* TASK BRIEF *
With the images removed, repeat the data below exactly.

* INFORMATION GIVEN *
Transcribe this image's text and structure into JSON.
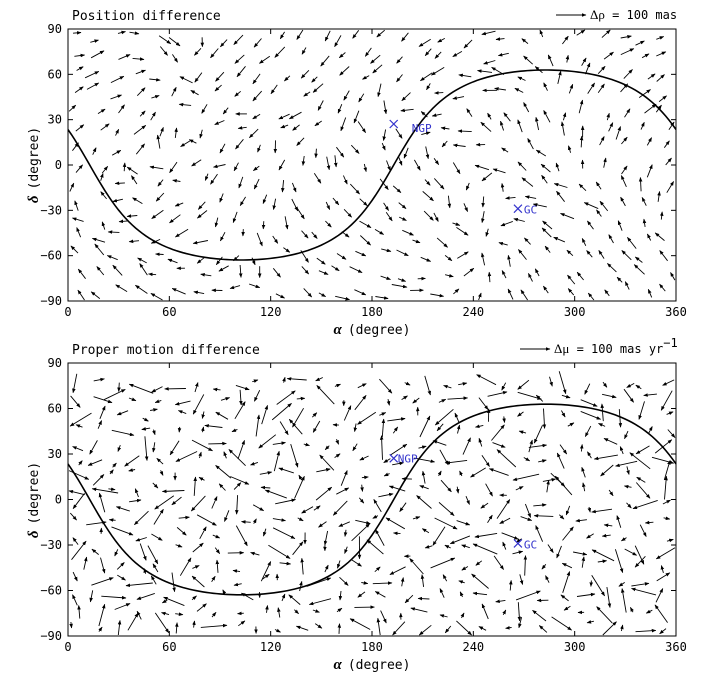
{
  "chart_data": [
    {
      "type": "quiver",
      "title": "Position difference",
      "xlabel_symbol": "α",
      "xlabel_unit": "(degree)",
      "ylabel_symbol": "δ",
      "ylabel_unit": "(degree)",
      "xlim": [
        0,
        360
      ],
      "ylim": [
        -90,
        90
      ],
      "xticks": [
        0,
        60,
        120,
        180,
        240,
        300,
        360
      ],
      "yticks": [
        90,
        60,
        30,
        0,
        -30,
        -60,
        -90
      ],
      "ytick_labels": [
        "90",
        "60",
        "30",
        "0",
        "−30",
        "−60",
        "−90"
      ],
      "legend": {
        "symbol": "Δρ",
        "text": " = 100 mas",
        "position": "top-right",
        "reference_value": 100
      },
      "great_circle_inclination_deg": 62.87,
      "markers": [
        {
          "name": "NGP",
          "ra": 192.86,
          "dec": 27.13
        },
        {
          "name": "GC",
          "ra": 266.4,
          "dec": -28.94
        }
      ],
      "vector_field": {
        "grid_step_ra": 12,
        "grid_step_dec": 12,
        "scale_deg_per_unit": 0.13,
        "model": "rotation-like position offsets up to ~100 mas",
        "mag_base": 35,
        "mag_amp": 60
      }
    },
    {
      "type": "quiver",
      "title": "Proper motion difference",
      "xlabel_symbol": "α",
      "xlabel_unit": "(degree)",
      "ylabel_symbol": "δ",
      "ylabel_unit": "(degree)",
      "xlim": [
        0,
        360
      ],
      "ylim": [
        -90,
        90
      ],
      "xticks": [
        0,
        60,
        120,
        180,
        240,
        300,
        360
      ],
      "yticks": [
        90,
        60,
        30,
        0,
        -30,
        -60,
        -90
      ],
      "ytick_labels": [
        "90",
        "60",
        "30",
        "0",
        "−30",
        "−60",
        "−90"
      ],
      "legend": {
        "symbol": "Δμ",
        "text": " = 100 mas yr",
        "superscript": "−1",
        "position": "top-right",
        "reference_value": 100
      },
      "great_circle_inclination_deg": 62.87,
      "markers": [
        {
          "name": "NGP",
          "ra": 192.86,
          "dec": 27.13
        },
        {
          "name": "GC",
          "ra": 266.4,
          "dec": -28.94
        }
      ],
      "vector_field": {
        "grid_step_ra": 12,
        "grid_step_dec": 10,
        "scale_deg_per_unit": 0.14,
        "model": "mostly random proper-motion residuals up to ~120 mas/yr",
        "mag_base": 25,
        "mag_amp": 90
      }
    }
  ]
}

* WORKED ANSWER *
Transcribe this image's text and structure into JSON.
{
  "chart_data": [
    {
      "type": "quiver",
      "title": "Position difference",
      "xlabel_symbol": "α",
      "xlabel_unit": "(degree)",
      "ylabel_symbol": "δ",
      "ylabel_unit": "(degree)",
      "xlim": [
        0,
        360
      ],
      "ylim": [
        -90,
        90
      ],
      "xticks": [
        0,
        60,
        120,
        180,
        240,
        300,
        360
      ],
      "yticks": [
        90,
        60,
        30,
        0,
        -30,
        -60,
        -90
      ],
      "ytick_labels": [
        "90",
        "60",
        "30",
        "0",
        "−30",
        "−60",
        "−90"
      ],
      "legend": {
        "symbol": "Δρ",
        "text": " = 100 mas",
        "position": "top-right",
        "reference_value": 100
      },
      "great_circle_inclination_deg": 62.87,
      "markers": [
        {
          "name": "NGP",
          "ra": 192.86,
          "dec": 27.13
        },
        {
          "name": "GC",
          "ra": 266.4,
          "dec": -28.94
        }
      ],
      "vector_field": {
        "grid_step_ra": 12,
        "grid_step_dec": 12,
        "scale_deg_per_unit": 0.13,
        "model": "rotation-like position offsets up to ~100 mas",
        "mag_base": 35,
        "mag_amp": 60
      }
    },
    {
      "type": "quiver",
      "title": "Proper motion difference",
      "xlabel_symbol": "α",
      "xlabel_unit": "(degree)",
      "ylabel_symbol": "δ",
      "ylabel_unit": "(degree)",
      "xlim": [
        0,
        360
      ],
      "ylim": [
        -90,
        90
      ],
      "xticks": [
        0,
        60,
        120,
        180,
        240,
        300,
        360
      ],
      "yticks": [
        90,
        60,
        30,
        0,
        -30,
        -60,
        -90
      ],
      "ytick_labels": [
        "90",
        "60",
        "30",
        "0",
        "−30",
        "−60",
        "−90"
      ],
      "legend": {
        "symbol": "Δμ",
        "text": " = 100 mas yr",
        "superscript": "−1",
        "position": "top-right",
        "reference_value": 100
      },
      "great_circle_inclination_deg": 62.87,
      "markers": [
        {
          "name": "NGP",
          "ra": 192.86,
          "dec": 27.13
        },
        {
          "name": "GC",
          "ra": 266.4,
          "dec": -28.94
        }
      ],
      "vector_field": {
        "grid_step_ra": 12,
        "grid_step_dec": 10,
        "scale_deg_per_unit": 0.14,
        "model": "mostly random proper-motion residuals up to ~120 mas/yr",
        "mag_base": 25,
        "mag_amp": 90
      }
    }
  ]
}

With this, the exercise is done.